**Fragment dokumentu**
=====

Autor Wątek: Lemondka  (Przeczytany 115803 razy)

Offline Nicram

  • Wiadomości: 16
  • Miasto: Łódź
  • Na forum od: 11.04.2009
Odp: Lemondka
« 2 Maj 2010, 16:28 »
Cytat: "Michał Wolff"
jeździłem z nią dwa lata i rzadko wykorzystywałem, raczej do zmiany pozycji niż do jakiś osiągów.


Też tylko do tego mi służy, ale służy lepiej niż rogi czy motylek (baranka nie próbowałem).
Ciekawe czy ktoś eksperymentował z taką kierownicą w rowerze wyprawowym?

Offline Mężczyzna van

  • Wiadomości: 819
  • Miasto: Jaworzno
  • Na forum od: 27.12.2009
    • http://vanhelsing.bikestats.pl/
Odp: Lemondka
« 2 Maj 2010, 16:44 »
Ja miałem okazję chwilę jeździć na takiej kierownicy, co prawda na rowerze typowo szosowym, ale z sakwami. Paskudnie nisko była położona, wręcz się leżało na niej i nie było innej pozycji. Ja bym nie potrafił tak cały czas jeździć, pozycja bardziej jak do czasówki.
O tutaj ma zdjęcie nawet:
http://images44.fotosik.pl/289/48e054b5242ed03e.jpg

Offline Mężczyzna dudi

  • Administrator
  • Wiadomości: 3422
  • Miasto: Wrocław
  • Na forum od: 11.05.2009
Odp: Lemondka
« 9 Maj 2010, 21:23 »

=====

Elementy ze zbioru danych

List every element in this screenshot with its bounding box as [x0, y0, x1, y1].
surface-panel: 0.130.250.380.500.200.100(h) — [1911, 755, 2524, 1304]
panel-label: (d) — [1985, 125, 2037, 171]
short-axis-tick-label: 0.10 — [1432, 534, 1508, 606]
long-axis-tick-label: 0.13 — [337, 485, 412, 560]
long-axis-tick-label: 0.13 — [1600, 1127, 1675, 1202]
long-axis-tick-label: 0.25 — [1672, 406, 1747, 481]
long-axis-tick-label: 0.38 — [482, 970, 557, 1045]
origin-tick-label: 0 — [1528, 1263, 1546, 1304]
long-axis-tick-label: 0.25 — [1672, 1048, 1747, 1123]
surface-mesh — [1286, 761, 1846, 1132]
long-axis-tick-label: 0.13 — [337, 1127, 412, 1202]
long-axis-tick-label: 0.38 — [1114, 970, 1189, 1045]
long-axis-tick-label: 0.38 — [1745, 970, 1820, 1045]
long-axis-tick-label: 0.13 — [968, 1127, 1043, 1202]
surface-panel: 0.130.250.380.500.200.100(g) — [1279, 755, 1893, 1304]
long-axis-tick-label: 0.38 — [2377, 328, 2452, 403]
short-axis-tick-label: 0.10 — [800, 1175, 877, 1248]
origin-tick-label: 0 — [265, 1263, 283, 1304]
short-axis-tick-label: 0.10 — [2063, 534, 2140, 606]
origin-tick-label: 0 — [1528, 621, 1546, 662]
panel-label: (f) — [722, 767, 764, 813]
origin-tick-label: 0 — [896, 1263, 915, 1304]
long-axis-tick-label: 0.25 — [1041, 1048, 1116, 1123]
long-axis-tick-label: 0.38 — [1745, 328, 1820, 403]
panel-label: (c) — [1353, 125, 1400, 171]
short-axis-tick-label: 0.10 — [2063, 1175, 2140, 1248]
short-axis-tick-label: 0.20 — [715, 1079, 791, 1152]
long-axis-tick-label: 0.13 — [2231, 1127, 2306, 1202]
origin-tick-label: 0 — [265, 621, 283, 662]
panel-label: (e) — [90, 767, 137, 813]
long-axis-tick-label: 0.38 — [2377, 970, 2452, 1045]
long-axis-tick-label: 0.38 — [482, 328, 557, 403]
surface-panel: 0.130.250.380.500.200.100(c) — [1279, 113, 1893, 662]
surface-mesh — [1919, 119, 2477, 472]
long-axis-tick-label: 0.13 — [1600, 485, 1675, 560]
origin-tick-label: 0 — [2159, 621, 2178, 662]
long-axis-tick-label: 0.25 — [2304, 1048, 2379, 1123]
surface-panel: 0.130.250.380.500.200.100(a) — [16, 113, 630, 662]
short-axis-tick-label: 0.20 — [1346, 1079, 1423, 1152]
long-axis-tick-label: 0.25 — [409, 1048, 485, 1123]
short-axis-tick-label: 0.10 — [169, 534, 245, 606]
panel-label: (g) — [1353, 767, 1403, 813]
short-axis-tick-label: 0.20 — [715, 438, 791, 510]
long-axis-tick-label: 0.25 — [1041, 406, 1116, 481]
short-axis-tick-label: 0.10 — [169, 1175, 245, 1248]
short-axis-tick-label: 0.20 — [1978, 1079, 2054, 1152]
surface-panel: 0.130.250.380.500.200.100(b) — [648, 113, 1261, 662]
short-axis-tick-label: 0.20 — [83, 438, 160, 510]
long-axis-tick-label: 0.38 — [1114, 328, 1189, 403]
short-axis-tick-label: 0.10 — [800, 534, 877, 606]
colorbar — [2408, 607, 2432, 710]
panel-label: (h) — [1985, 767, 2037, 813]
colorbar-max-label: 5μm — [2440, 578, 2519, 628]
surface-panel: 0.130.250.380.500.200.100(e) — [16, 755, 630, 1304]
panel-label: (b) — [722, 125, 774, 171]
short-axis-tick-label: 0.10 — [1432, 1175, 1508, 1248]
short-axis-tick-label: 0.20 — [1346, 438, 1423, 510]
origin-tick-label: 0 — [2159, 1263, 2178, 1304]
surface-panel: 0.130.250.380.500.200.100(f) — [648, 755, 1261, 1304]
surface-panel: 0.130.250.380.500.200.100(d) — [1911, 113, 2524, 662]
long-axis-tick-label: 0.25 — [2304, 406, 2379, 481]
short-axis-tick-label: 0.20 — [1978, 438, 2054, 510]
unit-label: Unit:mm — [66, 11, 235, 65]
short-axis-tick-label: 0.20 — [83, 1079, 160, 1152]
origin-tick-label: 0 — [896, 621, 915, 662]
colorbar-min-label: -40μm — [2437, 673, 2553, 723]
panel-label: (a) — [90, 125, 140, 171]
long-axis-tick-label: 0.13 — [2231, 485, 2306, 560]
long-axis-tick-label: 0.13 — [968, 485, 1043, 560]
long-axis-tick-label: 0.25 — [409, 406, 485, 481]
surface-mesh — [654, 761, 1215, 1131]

=====

**Zadania i ćwiczenia**
**1.** Na podstawie wątku o lemondce wyjaśnij, dlaczego użytkownik van nie potrafiłby cały czas jeździć na takiej kierownicy.
**2.** Wypisz wszystkie miasta podane przy użytkownikach w wątku o lemondce.
**3.** Ile razy przeczytano wątek o lemondce?

**Odpowiedzi do ćwiczeń**
**1.** Kierownica była położona paskudnie nisko i wręcz się na niej leżało. Nie było też innej pozycji, a ta przypominała raczej pozycję do czasówki.

**2.** Łódź, Jaworzno, Wrocław.

**3.** 115803 razy.